Task statement: Find and return each line containing "органов".

Data items:
________________________________________

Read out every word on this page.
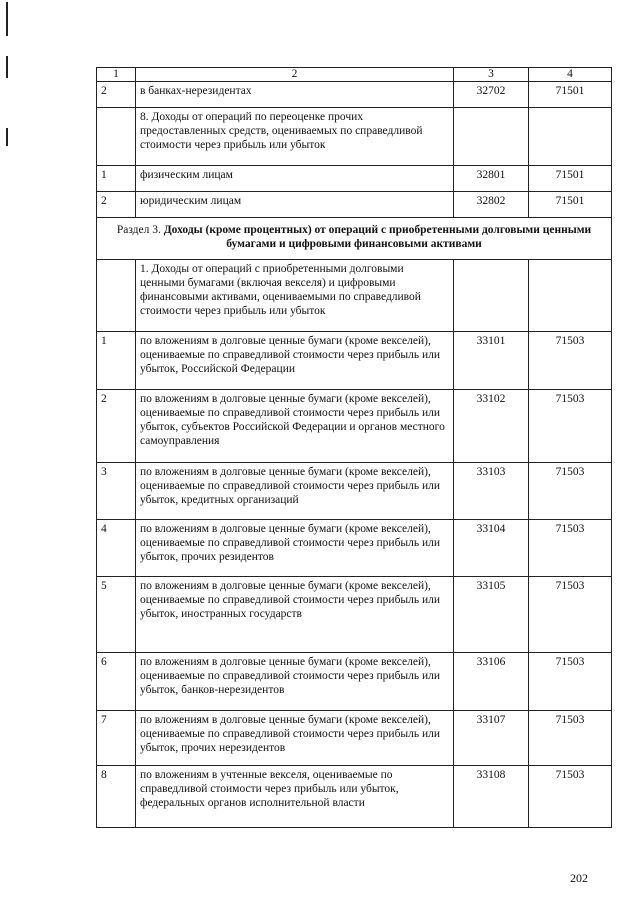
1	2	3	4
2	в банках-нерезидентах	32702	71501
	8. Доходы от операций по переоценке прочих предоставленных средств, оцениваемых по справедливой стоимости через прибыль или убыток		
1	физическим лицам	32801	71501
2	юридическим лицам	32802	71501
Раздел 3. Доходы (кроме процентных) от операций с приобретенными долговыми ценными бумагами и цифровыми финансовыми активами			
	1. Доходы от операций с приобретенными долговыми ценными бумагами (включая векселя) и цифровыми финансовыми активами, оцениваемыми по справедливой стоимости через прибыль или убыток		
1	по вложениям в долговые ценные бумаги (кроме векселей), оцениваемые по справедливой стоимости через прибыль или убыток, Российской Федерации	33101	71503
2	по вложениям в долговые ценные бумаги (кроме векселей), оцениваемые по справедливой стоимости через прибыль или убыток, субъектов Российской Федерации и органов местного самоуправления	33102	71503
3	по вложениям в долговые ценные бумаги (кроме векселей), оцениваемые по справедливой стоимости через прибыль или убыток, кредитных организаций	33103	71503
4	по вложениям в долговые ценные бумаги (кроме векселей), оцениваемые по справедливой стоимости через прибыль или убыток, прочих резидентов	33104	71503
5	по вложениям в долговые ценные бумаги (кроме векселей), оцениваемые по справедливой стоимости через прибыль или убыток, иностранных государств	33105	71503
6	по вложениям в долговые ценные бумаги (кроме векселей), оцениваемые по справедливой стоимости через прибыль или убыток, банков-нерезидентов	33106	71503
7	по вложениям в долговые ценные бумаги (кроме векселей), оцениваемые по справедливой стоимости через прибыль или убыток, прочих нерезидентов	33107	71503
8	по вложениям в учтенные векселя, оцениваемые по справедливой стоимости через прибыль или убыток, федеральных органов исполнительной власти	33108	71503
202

________________________________________

Result for this task:
2	по вложениям в долговые ценные бумаги (кроме векселей), оцениваемые по справедливой стоимости через прибыль или убыток, субъектов Российской Федерации и органов местного самоуправления	33102	71503
8	по вложениям в учтенные векселя, оцениваемые по справедливой стоимости через прибыль или убыток, федеральных органов исполнительной власти	33108	71503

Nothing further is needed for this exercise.